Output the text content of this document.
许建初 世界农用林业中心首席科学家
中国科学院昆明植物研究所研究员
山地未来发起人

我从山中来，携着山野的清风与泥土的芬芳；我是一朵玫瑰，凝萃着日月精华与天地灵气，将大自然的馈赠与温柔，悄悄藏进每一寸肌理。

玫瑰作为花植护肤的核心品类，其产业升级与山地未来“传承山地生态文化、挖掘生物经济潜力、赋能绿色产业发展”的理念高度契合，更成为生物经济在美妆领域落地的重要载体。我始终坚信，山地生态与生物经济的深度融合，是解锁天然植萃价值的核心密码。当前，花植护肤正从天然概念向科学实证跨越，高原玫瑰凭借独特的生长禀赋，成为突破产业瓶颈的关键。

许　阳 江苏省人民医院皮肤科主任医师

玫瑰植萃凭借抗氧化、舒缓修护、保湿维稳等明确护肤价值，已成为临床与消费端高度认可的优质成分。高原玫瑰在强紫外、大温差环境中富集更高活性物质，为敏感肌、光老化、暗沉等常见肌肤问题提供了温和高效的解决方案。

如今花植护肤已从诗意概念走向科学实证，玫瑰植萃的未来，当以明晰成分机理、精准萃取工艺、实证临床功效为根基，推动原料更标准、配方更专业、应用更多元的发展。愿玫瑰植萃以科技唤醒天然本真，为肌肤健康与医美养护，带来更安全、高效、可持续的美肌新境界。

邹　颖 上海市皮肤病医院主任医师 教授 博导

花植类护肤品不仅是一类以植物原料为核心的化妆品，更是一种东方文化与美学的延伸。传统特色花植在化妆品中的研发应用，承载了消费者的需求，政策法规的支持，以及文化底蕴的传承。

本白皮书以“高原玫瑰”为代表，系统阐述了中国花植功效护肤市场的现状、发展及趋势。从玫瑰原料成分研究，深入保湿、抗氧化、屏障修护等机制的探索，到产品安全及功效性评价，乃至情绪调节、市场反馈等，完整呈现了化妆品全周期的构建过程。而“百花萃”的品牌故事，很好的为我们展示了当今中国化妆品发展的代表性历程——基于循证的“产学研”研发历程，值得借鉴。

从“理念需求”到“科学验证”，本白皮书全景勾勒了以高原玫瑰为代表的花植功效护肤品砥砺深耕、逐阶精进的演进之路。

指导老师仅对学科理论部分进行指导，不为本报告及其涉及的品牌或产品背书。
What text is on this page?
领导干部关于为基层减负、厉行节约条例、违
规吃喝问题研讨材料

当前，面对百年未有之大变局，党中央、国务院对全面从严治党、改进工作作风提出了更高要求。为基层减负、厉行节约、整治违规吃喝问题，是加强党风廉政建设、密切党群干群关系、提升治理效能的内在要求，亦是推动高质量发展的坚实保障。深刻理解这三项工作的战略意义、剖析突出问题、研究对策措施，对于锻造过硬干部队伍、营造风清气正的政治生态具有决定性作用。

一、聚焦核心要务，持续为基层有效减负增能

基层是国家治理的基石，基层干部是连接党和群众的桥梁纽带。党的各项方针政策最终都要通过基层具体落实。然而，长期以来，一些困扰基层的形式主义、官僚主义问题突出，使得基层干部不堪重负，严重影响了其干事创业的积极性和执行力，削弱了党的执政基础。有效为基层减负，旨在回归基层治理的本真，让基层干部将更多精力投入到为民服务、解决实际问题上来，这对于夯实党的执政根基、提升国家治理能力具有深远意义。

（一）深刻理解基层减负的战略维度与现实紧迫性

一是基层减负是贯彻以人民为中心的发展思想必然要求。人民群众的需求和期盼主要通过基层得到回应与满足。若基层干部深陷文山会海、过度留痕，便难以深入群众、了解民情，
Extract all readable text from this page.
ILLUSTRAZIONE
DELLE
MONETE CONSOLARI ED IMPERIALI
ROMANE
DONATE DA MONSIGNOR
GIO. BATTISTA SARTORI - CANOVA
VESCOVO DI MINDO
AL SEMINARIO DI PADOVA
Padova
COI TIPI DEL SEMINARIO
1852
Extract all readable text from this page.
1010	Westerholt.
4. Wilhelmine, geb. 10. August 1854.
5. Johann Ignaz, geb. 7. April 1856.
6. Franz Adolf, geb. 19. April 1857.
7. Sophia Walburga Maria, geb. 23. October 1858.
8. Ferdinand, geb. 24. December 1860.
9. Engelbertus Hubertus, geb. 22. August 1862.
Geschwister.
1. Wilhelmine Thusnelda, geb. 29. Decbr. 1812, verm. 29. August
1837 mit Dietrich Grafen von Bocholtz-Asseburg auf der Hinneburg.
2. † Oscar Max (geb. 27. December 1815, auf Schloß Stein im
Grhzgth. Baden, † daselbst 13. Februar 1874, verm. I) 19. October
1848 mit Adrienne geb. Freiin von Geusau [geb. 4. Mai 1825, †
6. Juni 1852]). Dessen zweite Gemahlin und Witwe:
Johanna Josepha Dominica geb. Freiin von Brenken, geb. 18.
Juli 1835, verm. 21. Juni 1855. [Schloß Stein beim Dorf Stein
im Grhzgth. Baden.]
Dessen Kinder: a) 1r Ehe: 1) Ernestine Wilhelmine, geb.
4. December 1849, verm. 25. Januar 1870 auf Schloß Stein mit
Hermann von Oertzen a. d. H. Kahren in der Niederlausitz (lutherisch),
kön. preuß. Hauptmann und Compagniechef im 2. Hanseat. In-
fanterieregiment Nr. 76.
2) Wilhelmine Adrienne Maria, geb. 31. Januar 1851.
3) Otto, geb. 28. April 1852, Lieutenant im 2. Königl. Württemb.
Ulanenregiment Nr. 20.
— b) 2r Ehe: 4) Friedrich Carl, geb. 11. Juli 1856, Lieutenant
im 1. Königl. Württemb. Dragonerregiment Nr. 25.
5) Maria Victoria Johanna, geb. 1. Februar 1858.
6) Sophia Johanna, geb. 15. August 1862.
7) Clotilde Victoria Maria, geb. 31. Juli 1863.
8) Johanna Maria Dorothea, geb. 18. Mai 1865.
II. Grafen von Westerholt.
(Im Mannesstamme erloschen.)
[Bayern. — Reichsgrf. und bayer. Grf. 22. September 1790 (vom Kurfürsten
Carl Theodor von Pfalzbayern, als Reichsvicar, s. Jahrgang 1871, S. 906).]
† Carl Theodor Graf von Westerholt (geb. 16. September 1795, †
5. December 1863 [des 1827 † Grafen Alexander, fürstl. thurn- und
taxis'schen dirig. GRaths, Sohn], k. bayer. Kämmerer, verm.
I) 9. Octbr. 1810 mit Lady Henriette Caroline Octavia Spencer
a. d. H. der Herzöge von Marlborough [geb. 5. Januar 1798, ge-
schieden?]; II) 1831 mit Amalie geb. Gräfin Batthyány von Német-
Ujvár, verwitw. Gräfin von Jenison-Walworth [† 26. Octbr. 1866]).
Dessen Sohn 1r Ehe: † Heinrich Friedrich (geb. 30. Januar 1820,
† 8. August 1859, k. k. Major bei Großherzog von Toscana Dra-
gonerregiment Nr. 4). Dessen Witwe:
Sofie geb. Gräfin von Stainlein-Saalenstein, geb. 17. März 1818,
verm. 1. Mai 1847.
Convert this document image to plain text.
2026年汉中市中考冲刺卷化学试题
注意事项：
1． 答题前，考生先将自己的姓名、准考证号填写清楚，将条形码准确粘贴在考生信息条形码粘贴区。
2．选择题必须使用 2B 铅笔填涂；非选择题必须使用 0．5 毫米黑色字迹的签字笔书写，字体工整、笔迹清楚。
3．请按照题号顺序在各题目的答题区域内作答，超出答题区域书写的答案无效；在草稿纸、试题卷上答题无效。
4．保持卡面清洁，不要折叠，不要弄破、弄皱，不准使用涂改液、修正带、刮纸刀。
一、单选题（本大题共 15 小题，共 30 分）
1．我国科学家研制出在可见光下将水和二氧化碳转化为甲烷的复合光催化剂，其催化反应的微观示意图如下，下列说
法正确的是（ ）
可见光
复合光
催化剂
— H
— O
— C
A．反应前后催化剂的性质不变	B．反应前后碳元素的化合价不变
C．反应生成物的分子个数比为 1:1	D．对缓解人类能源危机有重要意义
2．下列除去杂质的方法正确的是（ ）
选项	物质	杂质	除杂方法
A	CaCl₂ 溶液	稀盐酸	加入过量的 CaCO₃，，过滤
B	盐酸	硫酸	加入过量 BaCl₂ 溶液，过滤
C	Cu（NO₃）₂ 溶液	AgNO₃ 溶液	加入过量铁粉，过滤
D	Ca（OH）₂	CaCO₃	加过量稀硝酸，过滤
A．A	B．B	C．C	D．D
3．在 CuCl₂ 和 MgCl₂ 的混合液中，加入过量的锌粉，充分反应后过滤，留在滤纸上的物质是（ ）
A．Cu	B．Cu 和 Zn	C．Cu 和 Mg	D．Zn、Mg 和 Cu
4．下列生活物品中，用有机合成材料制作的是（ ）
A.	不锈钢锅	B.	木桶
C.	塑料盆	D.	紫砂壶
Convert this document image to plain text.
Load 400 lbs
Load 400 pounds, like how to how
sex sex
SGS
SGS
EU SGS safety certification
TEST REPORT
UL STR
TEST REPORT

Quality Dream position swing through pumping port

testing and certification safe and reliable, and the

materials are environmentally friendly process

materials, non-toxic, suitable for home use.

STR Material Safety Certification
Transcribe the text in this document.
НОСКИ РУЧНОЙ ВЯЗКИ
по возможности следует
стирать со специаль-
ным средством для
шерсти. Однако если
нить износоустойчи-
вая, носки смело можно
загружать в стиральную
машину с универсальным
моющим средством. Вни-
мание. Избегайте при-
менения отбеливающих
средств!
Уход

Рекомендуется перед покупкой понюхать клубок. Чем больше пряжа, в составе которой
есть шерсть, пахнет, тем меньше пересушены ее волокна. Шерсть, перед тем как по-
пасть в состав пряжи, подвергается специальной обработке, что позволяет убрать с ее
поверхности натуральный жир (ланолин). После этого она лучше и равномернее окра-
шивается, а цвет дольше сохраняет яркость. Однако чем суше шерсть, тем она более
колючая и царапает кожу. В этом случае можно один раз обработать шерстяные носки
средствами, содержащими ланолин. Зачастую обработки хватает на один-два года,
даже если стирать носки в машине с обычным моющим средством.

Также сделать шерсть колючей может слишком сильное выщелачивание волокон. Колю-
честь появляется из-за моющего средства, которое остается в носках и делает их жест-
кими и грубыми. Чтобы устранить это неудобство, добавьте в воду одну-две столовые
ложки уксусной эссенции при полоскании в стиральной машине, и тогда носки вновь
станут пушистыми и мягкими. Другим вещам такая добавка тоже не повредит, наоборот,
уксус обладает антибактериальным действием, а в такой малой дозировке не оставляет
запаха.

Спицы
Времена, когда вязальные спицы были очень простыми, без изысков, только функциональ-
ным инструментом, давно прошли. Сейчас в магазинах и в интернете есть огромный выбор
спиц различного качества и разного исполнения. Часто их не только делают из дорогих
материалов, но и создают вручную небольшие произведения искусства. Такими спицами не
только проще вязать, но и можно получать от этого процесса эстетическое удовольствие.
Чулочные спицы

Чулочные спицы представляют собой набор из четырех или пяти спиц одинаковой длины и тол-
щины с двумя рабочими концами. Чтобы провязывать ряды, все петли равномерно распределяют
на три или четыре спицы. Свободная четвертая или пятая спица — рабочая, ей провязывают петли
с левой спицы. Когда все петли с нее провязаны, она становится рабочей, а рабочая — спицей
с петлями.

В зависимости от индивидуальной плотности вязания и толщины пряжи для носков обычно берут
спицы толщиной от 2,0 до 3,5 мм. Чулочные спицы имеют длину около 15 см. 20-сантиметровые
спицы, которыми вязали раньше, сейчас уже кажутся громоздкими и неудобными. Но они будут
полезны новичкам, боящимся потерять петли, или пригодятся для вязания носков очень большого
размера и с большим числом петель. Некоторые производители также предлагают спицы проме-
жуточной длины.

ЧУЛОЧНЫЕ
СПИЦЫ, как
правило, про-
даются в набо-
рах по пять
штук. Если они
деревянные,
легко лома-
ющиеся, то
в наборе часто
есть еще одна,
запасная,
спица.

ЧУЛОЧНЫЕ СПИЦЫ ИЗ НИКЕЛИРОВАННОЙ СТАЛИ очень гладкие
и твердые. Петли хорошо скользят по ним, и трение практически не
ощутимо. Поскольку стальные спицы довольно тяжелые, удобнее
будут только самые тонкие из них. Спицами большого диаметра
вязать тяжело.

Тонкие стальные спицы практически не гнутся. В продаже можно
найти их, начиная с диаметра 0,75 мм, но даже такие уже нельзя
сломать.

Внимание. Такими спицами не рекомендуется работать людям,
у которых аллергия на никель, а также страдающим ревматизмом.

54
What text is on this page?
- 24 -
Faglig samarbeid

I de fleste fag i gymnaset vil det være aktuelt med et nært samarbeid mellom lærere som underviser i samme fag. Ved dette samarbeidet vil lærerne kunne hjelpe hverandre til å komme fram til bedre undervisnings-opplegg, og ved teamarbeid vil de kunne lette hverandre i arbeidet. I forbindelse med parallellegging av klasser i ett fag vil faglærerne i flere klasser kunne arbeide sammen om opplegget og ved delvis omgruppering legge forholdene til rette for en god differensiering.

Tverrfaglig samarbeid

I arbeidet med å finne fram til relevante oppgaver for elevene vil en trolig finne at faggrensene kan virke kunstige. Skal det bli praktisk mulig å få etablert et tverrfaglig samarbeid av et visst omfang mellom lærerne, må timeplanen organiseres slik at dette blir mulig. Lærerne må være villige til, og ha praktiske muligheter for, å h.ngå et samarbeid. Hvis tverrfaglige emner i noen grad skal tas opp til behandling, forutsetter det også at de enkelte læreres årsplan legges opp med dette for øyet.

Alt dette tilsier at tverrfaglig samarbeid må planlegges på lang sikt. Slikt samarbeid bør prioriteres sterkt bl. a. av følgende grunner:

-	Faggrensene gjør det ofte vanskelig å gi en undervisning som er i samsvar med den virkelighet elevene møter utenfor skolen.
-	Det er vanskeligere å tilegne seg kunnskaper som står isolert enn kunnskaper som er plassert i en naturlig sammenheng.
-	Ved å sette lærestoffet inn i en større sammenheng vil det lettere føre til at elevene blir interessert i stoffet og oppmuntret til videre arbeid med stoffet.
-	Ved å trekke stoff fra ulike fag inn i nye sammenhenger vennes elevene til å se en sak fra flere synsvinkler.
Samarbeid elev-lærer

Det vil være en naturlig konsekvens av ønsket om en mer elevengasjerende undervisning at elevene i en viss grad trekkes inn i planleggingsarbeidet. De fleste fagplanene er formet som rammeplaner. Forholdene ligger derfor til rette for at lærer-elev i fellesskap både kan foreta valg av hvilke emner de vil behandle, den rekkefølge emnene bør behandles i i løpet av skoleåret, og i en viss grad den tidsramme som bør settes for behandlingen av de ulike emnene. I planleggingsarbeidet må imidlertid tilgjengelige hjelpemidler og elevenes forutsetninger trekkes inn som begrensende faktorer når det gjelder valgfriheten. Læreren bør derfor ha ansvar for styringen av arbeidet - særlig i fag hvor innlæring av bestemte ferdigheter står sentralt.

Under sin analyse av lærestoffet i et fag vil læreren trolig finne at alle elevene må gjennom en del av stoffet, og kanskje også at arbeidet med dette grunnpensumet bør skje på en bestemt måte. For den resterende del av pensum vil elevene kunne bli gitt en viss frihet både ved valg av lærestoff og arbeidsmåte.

**EXERCISE REQUIREMENTS**.
Write out each line of the data that holds the string "Lieutenant".

**RESPONSE TO THIS EXERCISE**.
3) Otto, geb. 28. April 1852, Lieutenant im 2. Königl. Württemb.
— b) 2r Ehe: 4) Friedrich Carl, geb. 11. Juli 1856, Lieutenant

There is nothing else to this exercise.